▸ WHAT IS ASKED: Where a line holds the word "name", copy that line.

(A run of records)
= = = = =
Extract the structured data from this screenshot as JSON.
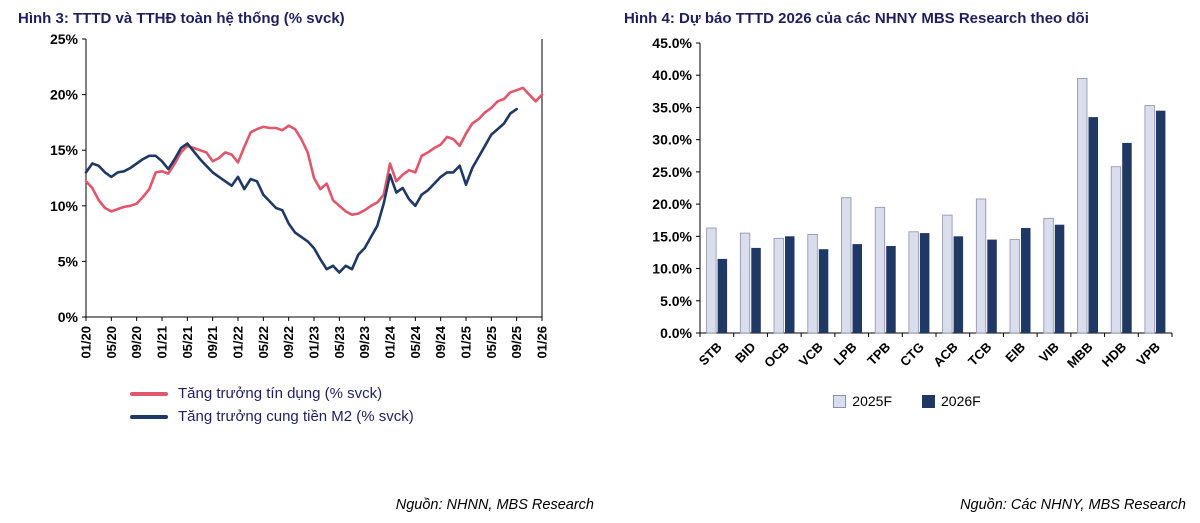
{
  "chart_data": [
    {
      "type": "line",
      "title": "Hình 3: TTTD và TTHĐ toàn hệ thống (% svck)",
      "ylim": [
        0,
        25
      ],
      "yticks": [
        "0%",
        "5%",
        "10%",
        "15%",
        "20%",
        "25%"
      ],
      "tick_every": 4,
      "x_tick_labels": [
        "01/20",
        "05/20",
        "09/20",
        "01/21",
        "05/21",
        "09/21",
        "01/22",
        "05/22",
        "09/22",
        "01/23",
        "05/23",
        "09/23",
        "01/24",
        "05/24",
        "09/24",
        "01/25",
        "05/25",
        "09/25",
        "01/26"
      ],
      "series": [
        {
          "name": "Tăng trưởng tín dụng (% svck)",
          "color": "#E0566A",
          "values": [
            12.2,
            11.6,
            10.5,
            9.8,
            9.5,
            9.7,
            9.9,
            10.0,
            10.2,
            10.8,
            11.5,
            13.0,
            13.1,
            12.9,
            13.8,
            14.8,
            15.4,
            15.2,
            15.0,
            14.8,
            14.0,
            14.3,
            14.8,
            14.6,
            13.9,
            15.3,
            16.6,
            16.9,
            17.1,
            17.0,
            17.0,
            16.8,
            17.2,
            16.9,
            16.0,
            14.8,
            12.5,
            11.5,
            12.0,
            10.5,
            10.0,
            9.5,
            9.2,
            9.3,
            9.6,
            10.0,
            10.3,
            11.0,
            13.8,
            12.2,
            12.8,
            13.2,
            13.0,
            14.5,
            14.8,
            15.2,
            15.5,
            16.2,
            16.0,
            15.4,
            16.5,
            17.4,
            17.8,
            18.4,
            18.8,
            19.4,
            19.6,
            20.2,
            20.4,
            20.6,
            20.0,
            19.4,
            20.0
          ]
        },
        {
          "name": "Tăng trưởng cung tiền M2 (% svck)",
          "color": "#1F3864",
          "values": [
            13.0,
            13.8,
            13.6,
            13.0,
            12.6,
            13.0,
            13.1,
            13.4,
            13.8,
            14.2,
            14.5,
            14.5,
            14.0,
            13.3,
            14.2,
            15.2,
            15.6,
            14.9,
            14.2,
            13.6,
            13.0,
            12.6,
            12.2,
            11.8,
            12.6,
            11.5,
            12.4,
            12.2,
            11.0,
            10.4,
            9.8,
            9.6,
            8.4,
            7.6,
            7.2,
            6.8,
            6.2,
            5.2,
            4.3,
            4.6,
            4.0,
            4.6,
            4.3,
            5.6,
            6.2,
            7.2,
            8.2,
            10.2,
            12.8,
            11.2,
            11.6,
            10.6,
            10.0,
            11.0,
            11.4,
            12.0,
            12.6,
            13.0,
            13.0,
            13.6,
            11.9,
            13.4,
            14.4,
            15.4,
            16.4,
            16.9,
            17.4,
            18.3,
            18.7
          ]
        }
      ],
      "source": "Nguồn: NHNN, MBS Research"
    },
    {
      "type": "bar",
      "title": "Hình 4: Dự báo TTTD 2026 của các NHNY MBS Research theo dõi",
      "ylim": [
        0,
        45
      ],
      "yticks": [
        "0.0%",
        "5.0%",
        "10.0%",
        "15.0%",
        "20.0%",
        "25.0%",
        "30.0%",
        "35.0%",
        "40.0%",
        "45.0%"
      ],
      "categories": [
        "STB",
        "BID",
        "OCB",
        "VCB",
        "LPB",
        "TPB",
        "CTG",
        "ACB",
        "TCB",
        "EIB",
        "VIB",
        "MBB",
        "HDB",
        "VPB"
      ],
      "series": [
        {
          "name": "2025F",
          "color": "#DADDEB",
          "border": "#8A90AD",
          "values": [
            16.3,
            15.5,
            14.7,
            15.3,
            21.0,
            19.5,
            15.7,
            18.3,
            20.8,
            14.5,
            17.8,
            39.5,
            25.8,
            35.3
          ]
        },
        {
          "name": "2026F",
          "color": "#1F3864",
          "values": [
            11.5,
            13.2,
            15.0,
            13.0,
            13.8,
            13.5,
            15.5,
            15.0,
            14.5,
            16.3,
            16.8,
            33.5,
            29.5,
            34.5
          ]
        }
      ],
      "source": "Nguồn: Các NHNY, MBS Research"
    }
  ]
}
= = = = =
▸ ANSWER IN FULL:
          "name": "Tăng trưởng tín dụng (% svck)",
          "name": "Tăng trưởng cung tiền M2 (% svck)",
          "name": "2025F",
          "name": "2026F",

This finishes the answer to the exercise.